Exercise text START
ICT Acceptable Use Policy

1. Background

Hartpury College provides access to computing and IT resources to help students and staff with their studies and work. 

Staff, students and visitors at the College have access to various computing and IT resources.  These resources all have access to the Internet and the World Wide Web (web).  The Internet and web can be considered to be the greatest informational resource ever produced by mankind but it can also be an un-regulated, un-governed environment which contains materials that would be considered to be illegal in the UK, plus content that the senior executive and governors consider unsuitable for staff, students and visitors engaged in work and study at the College.

Access to the College's computing and IT resources is a privilege. If a user violates the Acceptable Use Policy (AUP) the user may have their access rights limited or withdrawn, be subject to disciplinary action, or even criminal proceedings in the most severe cases.

2. Purpose

The purpose of this policy is to clearly state and publish an Acceptable Use Policy for access to computing and IT resources at Hartpury College, which supports the electronic safety (e-safety) of students, staff and visitors.   

3. Scope

This policy applies to all users of Hartpury College’s IT facilities and in relation to IT facilities owned, leased, hired or otherwise provided by the College, as well as those connected directly or remotely to the College’s network or IT facilities. It also covers non-College equipment used on the institution's premises, or individuals connecting their own equipment to the network i.e. personal laptops.  IT facilities include all networks, computer systems and/or computing hardware and software made available by the College.

4. General Principles

Computing and IT resources at Hartpury College must be used in a manner which is ethical, legal and appropriate to the College’s aims and goals.  Users of computing and IT resources, which are shared resources, must not obstruct the work of others and use facilities in such a way as to encourage a scholarly atmosphere.  Each user has a responsibility to learn how to use the resources appropriately and responsibly.  The College encourages the use and exploration of its IT resources but discourages behaviour which may inconvenience or harm other users and data.

4.1. Responsibility

Individual users are responsible for their own actions, and are thus liable for any consequences thereof.  The College cannot accept responsibility for ensuring that actions of users are acceptable.  Whilst we will take steps to monitor use of facilities, we cannot police them absolutely.  In all cases the user, or users, concerned will be considered liable for their actions.

Access to and use of the College’s computing and IT facilities shall comply with UK and EU laws, some of which are listed in section 8, the College rules & regulations, the College Code of Professional Conduct and this Acceptable Use Policy.

4.2. Privacy

The College reserves the right to conduct checks on user files, and their usage, where such action is justified for the purposes of system administration, investigation of suspected breaches of the Acceptable Use Policy or any other infringement of College Rules & Regulations or Codes of Conduct. 

The College also reserves the right to compress, archive, or otherwise remove files stored on computing and IT resources, such as central file stores, by existing or past users in line with the College Data Retention Guidelines. 

It also reserves the right to access, and, where necessary, to examine the content of user files held on any College computing and IT resources, private computers connected to the college network, or otherwise downloaded onto personal computers, discs or separate drives for the purposes of investigating suspected breaches of the Acceptable Use Policy.
Exercise text END
» What you are asked to do
Write out the policy again from "4.2. Privacy" to "Data Retention Guidelines.", replacing "system administration" with "network maintenance".
Data records START
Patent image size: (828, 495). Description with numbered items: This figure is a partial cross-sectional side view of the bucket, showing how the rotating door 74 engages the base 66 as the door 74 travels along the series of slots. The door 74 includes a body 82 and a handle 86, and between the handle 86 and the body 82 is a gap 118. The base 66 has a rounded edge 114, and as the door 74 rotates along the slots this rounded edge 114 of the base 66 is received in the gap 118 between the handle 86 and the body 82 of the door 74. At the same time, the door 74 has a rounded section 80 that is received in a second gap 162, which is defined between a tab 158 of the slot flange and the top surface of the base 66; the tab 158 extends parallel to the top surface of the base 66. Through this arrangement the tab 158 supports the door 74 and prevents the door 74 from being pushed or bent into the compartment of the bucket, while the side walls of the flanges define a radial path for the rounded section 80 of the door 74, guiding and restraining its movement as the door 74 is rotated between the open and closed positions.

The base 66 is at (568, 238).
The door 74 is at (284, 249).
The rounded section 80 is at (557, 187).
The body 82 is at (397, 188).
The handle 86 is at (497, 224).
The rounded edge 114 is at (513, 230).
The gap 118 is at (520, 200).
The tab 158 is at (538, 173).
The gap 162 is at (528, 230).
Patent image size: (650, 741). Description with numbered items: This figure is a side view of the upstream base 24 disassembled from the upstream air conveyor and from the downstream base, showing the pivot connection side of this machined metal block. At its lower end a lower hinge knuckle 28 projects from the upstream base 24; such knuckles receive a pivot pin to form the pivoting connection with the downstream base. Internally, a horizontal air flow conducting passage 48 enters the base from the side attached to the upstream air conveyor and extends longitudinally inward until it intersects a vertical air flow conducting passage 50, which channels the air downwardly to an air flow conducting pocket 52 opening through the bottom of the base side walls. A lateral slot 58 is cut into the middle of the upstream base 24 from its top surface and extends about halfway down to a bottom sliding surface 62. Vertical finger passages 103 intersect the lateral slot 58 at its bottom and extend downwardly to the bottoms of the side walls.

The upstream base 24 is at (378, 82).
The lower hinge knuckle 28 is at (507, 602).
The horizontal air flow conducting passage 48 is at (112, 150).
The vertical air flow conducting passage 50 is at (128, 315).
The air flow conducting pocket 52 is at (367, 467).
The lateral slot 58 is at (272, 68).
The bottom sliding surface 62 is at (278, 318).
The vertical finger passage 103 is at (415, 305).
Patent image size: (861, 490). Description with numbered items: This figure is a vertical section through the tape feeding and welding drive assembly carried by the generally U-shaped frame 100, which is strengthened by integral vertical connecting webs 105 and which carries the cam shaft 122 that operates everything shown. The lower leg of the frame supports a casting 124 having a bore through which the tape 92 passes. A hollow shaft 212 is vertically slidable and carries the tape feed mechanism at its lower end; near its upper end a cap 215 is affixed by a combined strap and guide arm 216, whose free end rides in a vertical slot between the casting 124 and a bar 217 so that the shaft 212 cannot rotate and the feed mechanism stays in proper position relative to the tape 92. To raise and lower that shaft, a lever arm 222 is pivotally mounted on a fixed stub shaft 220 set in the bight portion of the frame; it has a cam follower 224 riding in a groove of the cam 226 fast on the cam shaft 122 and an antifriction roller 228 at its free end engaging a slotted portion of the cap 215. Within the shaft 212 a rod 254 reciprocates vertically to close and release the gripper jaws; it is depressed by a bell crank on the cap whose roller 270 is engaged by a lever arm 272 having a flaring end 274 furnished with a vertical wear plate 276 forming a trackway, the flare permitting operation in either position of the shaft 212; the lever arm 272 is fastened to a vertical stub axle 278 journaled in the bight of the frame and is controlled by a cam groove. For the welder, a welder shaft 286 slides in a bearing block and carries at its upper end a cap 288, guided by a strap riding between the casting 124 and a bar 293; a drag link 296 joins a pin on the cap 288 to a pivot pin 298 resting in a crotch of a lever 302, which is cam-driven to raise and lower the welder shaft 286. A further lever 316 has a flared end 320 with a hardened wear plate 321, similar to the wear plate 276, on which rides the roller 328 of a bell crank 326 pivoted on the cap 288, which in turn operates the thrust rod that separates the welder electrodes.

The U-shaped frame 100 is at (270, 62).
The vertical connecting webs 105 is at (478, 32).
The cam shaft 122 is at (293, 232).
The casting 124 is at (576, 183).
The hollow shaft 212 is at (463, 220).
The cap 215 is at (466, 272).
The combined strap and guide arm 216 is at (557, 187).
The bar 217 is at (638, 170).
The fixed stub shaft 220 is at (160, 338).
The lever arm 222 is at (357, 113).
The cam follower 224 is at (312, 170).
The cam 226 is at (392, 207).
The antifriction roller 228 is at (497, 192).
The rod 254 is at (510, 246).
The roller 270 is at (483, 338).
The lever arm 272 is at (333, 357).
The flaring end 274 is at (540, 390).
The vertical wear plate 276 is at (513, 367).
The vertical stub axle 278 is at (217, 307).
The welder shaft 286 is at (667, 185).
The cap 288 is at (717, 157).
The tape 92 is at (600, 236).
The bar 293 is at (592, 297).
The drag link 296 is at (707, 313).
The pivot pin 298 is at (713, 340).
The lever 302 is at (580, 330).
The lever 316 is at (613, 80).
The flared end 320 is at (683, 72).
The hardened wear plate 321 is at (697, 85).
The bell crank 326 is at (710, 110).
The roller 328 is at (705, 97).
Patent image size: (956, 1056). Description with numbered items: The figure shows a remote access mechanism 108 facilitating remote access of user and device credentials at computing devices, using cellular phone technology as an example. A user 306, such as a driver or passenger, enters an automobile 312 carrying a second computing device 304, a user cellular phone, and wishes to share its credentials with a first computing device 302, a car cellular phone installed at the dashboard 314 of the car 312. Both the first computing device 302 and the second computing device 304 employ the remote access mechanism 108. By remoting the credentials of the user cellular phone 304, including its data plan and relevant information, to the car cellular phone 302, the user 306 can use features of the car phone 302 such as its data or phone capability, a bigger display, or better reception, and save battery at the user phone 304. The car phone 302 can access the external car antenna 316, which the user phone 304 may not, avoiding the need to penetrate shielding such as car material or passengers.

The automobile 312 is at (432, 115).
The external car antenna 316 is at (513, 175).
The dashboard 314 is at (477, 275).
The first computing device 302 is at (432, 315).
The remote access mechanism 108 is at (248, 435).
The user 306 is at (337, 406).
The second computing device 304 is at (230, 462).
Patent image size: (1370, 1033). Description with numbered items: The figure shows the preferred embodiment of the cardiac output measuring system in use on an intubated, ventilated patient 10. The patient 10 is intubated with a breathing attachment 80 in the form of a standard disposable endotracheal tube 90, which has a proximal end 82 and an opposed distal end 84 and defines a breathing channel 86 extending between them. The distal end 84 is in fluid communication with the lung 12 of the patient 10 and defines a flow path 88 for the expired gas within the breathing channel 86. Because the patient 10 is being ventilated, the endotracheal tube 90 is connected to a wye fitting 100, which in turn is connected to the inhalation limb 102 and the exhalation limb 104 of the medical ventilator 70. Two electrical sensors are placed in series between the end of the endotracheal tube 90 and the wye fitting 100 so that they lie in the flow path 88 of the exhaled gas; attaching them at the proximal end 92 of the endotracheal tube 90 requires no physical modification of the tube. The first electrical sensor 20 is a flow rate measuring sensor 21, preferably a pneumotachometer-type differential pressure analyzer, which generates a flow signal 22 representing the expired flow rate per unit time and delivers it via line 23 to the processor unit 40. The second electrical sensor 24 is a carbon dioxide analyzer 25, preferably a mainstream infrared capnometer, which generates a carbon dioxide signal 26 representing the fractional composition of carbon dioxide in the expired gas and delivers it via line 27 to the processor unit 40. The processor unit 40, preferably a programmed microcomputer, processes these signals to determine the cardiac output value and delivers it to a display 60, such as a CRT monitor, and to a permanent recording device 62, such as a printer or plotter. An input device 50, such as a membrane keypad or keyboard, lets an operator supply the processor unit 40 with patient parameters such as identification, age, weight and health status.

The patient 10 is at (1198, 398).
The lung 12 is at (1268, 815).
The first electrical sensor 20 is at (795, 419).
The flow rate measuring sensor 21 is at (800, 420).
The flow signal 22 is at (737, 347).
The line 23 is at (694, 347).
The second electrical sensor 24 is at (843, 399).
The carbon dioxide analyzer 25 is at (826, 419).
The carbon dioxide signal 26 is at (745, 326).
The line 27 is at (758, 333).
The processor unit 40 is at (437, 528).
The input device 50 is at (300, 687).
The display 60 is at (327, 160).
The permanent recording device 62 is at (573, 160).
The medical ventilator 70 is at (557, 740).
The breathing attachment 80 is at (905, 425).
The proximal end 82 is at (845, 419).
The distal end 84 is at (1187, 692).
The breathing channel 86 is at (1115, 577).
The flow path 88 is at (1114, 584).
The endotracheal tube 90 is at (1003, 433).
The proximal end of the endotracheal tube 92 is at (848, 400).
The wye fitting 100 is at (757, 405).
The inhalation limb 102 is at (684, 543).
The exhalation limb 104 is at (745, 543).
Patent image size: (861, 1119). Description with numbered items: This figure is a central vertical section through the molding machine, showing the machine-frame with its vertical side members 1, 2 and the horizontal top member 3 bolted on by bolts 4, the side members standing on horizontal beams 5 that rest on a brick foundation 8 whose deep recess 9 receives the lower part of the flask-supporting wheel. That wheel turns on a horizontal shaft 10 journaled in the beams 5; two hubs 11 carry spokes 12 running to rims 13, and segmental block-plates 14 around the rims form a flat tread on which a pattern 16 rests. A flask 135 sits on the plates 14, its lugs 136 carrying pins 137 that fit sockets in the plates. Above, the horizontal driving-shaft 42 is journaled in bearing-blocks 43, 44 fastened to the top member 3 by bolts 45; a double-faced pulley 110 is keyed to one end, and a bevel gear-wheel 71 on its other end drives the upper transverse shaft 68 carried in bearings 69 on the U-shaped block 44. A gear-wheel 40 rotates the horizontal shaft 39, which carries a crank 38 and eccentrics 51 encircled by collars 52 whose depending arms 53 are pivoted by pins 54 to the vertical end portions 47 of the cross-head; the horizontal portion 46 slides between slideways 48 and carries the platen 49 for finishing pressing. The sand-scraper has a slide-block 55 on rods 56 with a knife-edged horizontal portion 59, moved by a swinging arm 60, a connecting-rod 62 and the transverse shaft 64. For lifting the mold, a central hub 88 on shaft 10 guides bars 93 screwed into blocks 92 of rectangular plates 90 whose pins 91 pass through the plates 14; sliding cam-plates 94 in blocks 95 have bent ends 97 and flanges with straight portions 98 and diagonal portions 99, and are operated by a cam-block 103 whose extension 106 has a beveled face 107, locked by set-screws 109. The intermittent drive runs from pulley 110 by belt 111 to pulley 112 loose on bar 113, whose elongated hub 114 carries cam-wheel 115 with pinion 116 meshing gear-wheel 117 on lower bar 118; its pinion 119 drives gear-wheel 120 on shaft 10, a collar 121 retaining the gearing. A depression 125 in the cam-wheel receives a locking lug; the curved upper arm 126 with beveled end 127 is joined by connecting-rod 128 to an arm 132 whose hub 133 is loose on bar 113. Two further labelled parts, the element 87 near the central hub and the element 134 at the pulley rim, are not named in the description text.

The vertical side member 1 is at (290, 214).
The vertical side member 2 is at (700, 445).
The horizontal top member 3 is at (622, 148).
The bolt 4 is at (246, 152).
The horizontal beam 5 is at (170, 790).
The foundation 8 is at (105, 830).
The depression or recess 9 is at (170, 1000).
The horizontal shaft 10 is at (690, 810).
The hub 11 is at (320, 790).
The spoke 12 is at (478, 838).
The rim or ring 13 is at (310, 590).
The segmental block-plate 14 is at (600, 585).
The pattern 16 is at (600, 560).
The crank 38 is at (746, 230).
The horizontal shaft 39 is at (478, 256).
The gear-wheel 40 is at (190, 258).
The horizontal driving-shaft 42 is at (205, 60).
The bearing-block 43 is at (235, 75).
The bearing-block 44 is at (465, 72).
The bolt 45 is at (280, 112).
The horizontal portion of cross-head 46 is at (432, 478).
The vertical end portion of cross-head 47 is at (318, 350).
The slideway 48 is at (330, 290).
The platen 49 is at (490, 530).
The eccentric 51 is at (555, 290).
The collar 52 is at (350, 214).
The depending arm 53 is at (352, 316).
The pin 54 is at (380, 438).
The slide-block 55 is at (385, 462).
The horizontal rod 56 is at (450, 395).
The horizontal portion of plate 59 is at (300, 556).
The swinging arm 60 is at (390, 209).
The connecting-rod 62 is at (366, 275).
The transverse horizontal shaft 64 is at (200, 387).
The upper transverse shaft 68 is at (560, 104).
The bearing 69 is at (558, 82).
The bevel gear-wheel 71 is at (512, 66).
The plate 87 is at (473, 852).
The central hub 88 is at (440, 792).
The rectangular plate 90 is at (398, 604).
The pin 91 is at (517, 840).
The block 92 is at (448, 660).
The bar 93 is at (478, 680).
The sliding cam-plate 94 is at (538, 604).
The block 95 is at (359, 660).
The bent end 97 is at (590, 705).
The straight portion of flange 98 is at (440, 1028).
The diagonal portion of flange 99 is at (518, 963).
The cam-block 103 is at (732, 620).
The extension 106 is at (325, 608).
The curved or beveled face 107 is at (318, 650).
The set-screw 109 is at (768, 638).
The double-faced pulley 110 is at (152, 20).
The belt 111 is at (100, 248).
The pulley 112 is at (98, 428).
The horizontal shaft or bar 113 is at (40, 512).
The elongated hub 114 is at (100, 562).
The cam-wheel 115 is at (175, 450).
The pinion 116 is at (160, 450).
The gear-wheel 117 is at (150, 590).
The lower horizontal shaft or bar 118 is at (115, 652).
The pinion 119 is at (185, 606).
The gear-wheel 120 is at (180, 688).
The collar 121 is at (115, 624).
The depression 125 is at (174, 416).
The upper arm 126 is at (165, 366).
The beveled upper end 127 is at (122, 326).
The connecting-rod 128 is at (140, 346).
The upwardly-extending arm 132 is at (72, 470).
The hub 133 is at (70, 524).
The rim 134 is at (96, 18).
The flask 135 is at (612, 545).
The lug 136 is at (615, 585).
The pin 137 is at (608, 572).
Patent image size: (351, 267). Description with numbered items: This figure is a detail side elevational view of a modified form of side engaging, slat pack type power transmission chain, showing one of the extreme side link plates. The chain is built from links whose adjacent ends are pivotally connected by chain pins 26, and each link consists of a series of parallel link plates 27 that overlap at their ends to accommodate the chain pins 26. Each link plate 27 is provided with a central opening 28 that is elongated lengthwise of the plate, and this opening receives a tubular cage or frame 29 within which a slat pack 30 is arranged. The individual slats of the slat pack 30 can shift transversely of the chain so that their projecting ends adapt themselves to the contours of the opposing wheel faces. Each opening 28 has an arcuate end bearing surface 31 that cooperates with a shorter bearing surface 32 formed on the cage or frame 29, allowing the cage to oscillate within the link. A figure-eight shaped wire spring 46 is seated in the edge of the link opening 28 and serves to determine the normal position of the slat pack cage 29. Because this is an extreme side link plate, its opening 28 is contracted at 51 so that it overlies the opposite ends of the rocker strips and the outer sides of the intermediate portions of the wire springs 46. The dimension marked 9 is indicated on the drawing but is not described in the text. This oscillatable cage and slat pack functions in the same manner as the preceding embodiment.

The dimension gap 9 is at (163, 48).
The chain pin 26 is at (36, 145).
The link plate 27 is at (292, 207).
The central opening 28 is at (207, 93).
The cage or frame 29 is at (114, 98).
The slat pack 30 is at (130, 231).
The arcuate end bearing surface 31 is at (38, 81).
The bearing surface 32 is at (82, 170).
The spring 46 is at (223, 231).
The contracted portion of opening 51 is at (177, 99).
Data records END
» Exercise result
4.2. Privacy

The College reserves the right to conduct checks on user files, and their usage, where such action is justified for the purposes of network maintenance, investigation of suspected breaches of the Acceptable Use Policy or any other infringement of College Rules & Regulations or Codes of Conduct. 

The College also reserves the right to compress, archive, or otherwise remove files stored on computing and IT resources, such as central file stores, by existing or past users in line with the College Data Retention Guidelines.